══ Supplied entries ══

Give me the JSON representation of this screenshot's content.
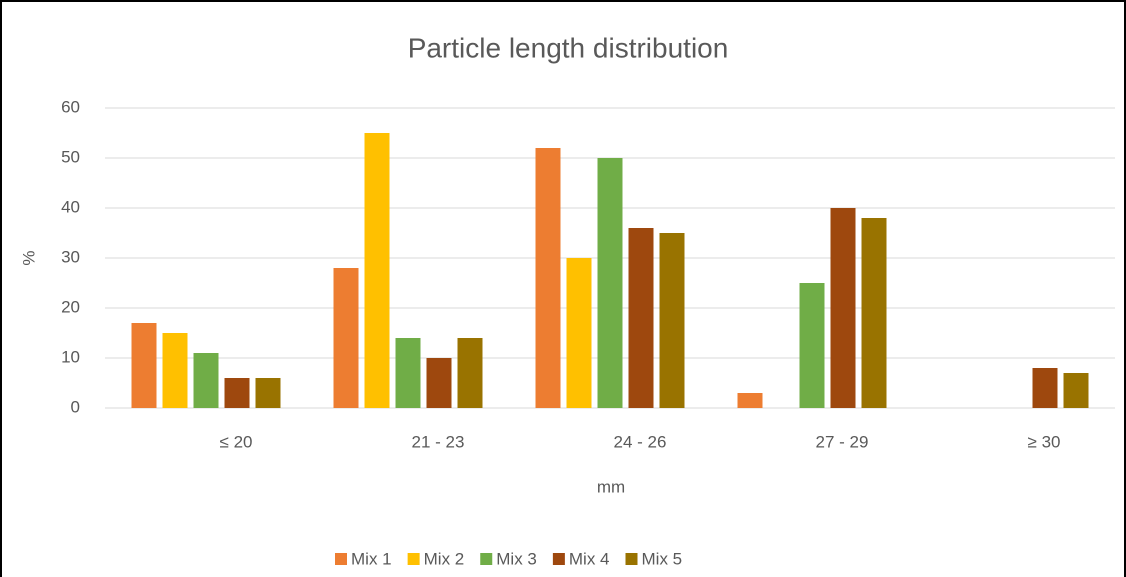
{
  "chart_data": {
    "type": "bar",
    "title": "Particle length distribution",
    "x_label": "mm",
    "y_label": "%",
    "categories": [
      "≤ 20",
      "21 - 23",
      "24 - 26",
      "27 - 29",
      "≥ 30"
    ],
    "series": [
      {
        "name": "Mix 1",
        "color": "#ed7d31",
        "values": [
          17,
          28,
          52,
          3,
          0
        ]
      },
      {
        "name": "Mix 2",
        "color": "#ffc000",
        "values": [
          15,
          55,
          30,
          0,
          0
        ]
      },
      {
        "name": "Mix 3",
        "color": "#70ad47",
        "values": [
          11,
          14,
          50,
          25,
          0
        ]
      },
      {
        "name": "Mix 4",
        "color": "#9e480e",
        "values": [
          6,
          10,
          36,
          40,
          8
        ]
      },
      {
        "name": "Mix 5",
        "color": "#997300",
        "values": [
          6,
          14,
          35,
          38,
          7
        ]
      }
    ],
    "ylim": [
      0,
      60
    ],
    "yticks": [
      0,
      10,
      20,
      30,
      40,
      50,
      60
    ],
    "grid": true,
    "legend": "bottom"
  }
}
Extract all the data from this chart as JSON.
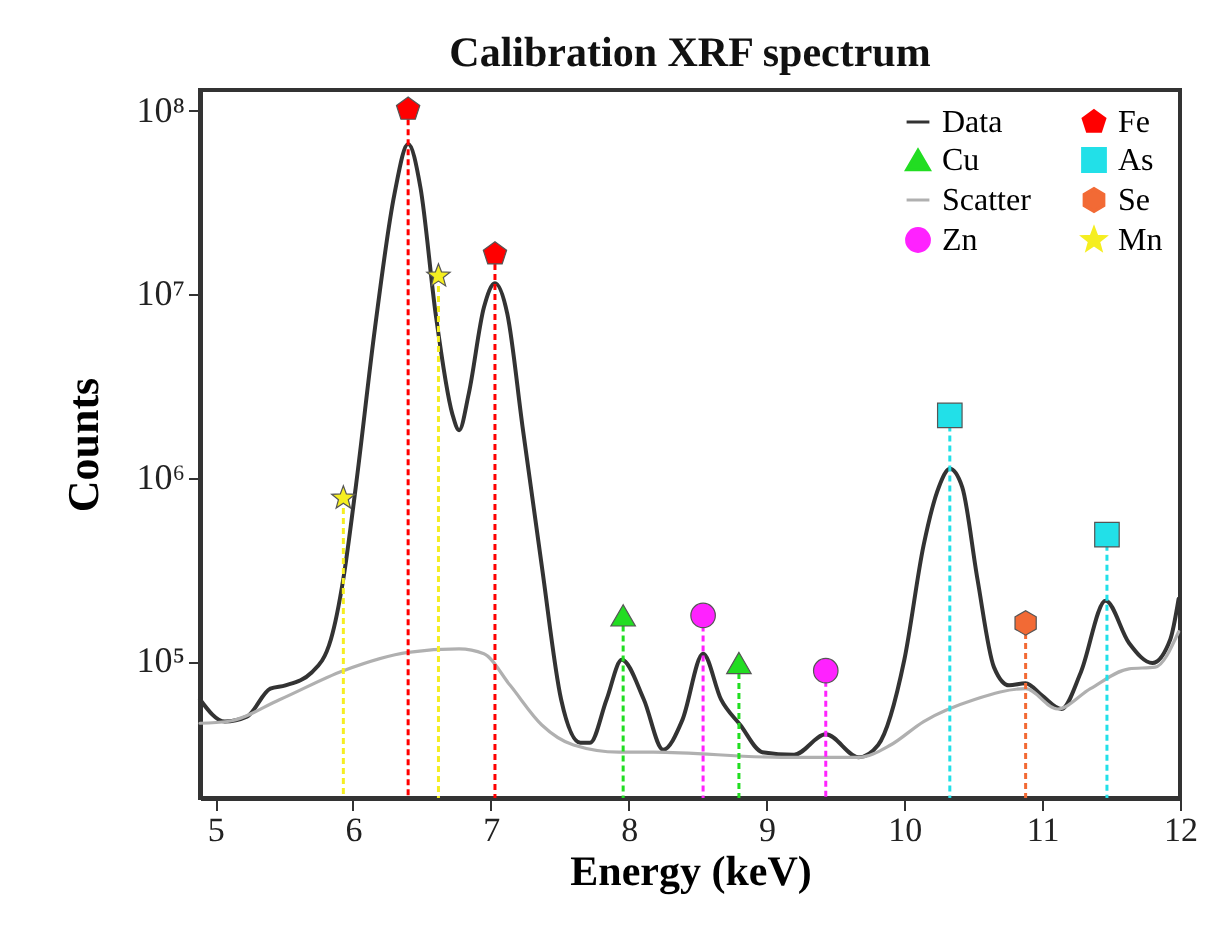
{
  "chart_data": {
    "type": "line",
    "title": "Calibration XRF spectrum",
    "xlabel": "Energy (keV)",
    "ylabel": "Counts",
    "xlim": [
      4.89,
      12
    ],
    "xticks": [
      5,
      6,
      7,
      8,
      9,
      10,
      11,
      12
    ],
    "ylim": [
      18000,
      130000000
    ],
    "log": "y",
    "yticks": [
      {
        "value": 100000,
        "label": "10⁵"
      },
      {
        "value": 1000000,
        "label": "10⁶"
      },
      {
        "value": 10000000,
        "label": "10⁷"
      },
      {
        "value": 100000000,
        "label": "10⁸"
      }
    ],
    "grid": false,
    "legend": "top right",
    "series": [
      {
        "name": "Data",
        "color": "#333333",
        "marker": "none",
        "x": [
          4.89,
          5.07,
          5.23,
          5.4,
          5.51,
          5.7,
          5.84,
          5.93,
          6.02,
          6.16,
          6.3,
          6.4,
          6.49,
          6.6,
          6.72,
          6.77,
          6.84,
          6.95,
          7.03,
          7.12,
          7.23,
          7.37,
          7.51,
          7.65,
          7.72,
          7.84,
          7.95,
          8.11,
          8.25,
          8.39,
          8.54,
          8.67,
          8.81,
          8.97,
          9.2,
          9.43,
          9.67,
          9.81,
          10.0,
          10.14,
          10.25,
          10.33,
          10.42,
          10.53,
          10.65,
          10.76,
          10.88,
          11.0,
          11.14,
          11.28,
          11.46,
          11.63,
          11.8,
          11.93,
          11.99
        ],
        "values": [
          62000,
          47000,
          50000,
          71000,
          74000,
          87000,
          132000,
          282000,
          890000,
          6600000,
          35000000,
          66000000,
          38000000,
          7800000,
          2240000,
          1820000,
          2880000,
          8500000,
          11500000,
          7800000,
          1900000,
          330000,
          62000,
          36000,
          36000,
          62000,
          102000,
          62000,
          33000,
          48000,
          110000,
          62000,
          45000,
          32000,
          31000,
          40000,
          30000,
          35000,
          102000,
          430000,
          890000,
          1120000,
          890000,
          282000,
          93000,
          74000,
          76000,
          65000,
          55000,
          87000,
          214000,
          126000,
          98000,
          132000,
          219000
        ]
      },
      {
        "name": "Scatter",
        "color": "#b0b0b0",
        "marker": "none",
        "x": [
          4.89,
          5.09,
          5.47,
          5.93,
          6.4,
          6.77,
          6.95,
          7.14,
          7.37,
          7.6,
          7.93,
          8.18,
          9.11,
          9.67,
          9.9,
          10.14,
          10.51,
          10.88,
          11.11,
          11.35,
          11.63,
          11.82,
          11.99
        ],
        "values": [
          46000,
          47000,
          62000,
          89000,
          112000,
          117000,
          110000,
          74000,
          45000,
          35000,
          32000,
          32000,
          30000,
          30000,
          35000,
          47000,
          62000,
          71000,
          55000,
          71000,
          91000,
          93000,
          145000
        ]
      },
      {
        "name": "Fe",
        "type": "lollipop",
        "color": "#ff0000",
        "line_style": "dashed",
        "x": [
          6.4,
          7.03
        ],
        "values": [
          102000000,
          16600000
        ]
      },
      {
        "name": "Se",
        "type": "lollipop",
        "color": "#f26a35",
        "line_style": "dashed",
        "x": [
          10.88
        ],
        "values": [
          162000
        ]
      },
      {
        "name": "Cu",
        "type": "lollipop",
        "color": "#22dd22",
        "marker": "triangle",
        "line_style": "dashed",
        "x": [
          7.96,
          8.8
        ],
        "values": [
          178000,
          98000
        ]
      },
      {
        "name": "Zn",
        "type": "lollipop",
        "color": "#ff22ff",
        "marker": "circle",
        "line_style": "dashed",
        "x": [
          8.54,
          9.43
        ],
        "values": [
          178000,
          89000
        ]
      },
      {
        "name": "As",
        "type": "lollipop",
        "color": "#22e0e8",
        "marker": "square",
        "line_style": "dashed",
        "x": [
          10.33,
          11.47
        ],
        "values": [
          2190000,
          490000
        ]
      },
      {
        "name": "Mn",
        "type": "lollipop",
        "color": "#f5ee20",
        "marker": "star",
        "line_style": "dashed",
        "x": [
          5.93,
          6.62
        ],
        "values": [
          776000,
          12600000
        ]
      }
    ]
  }
}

═══

● **What to work on**
Provide only the number of lines in the records containing the string "marker".

● **Answer for the task**
6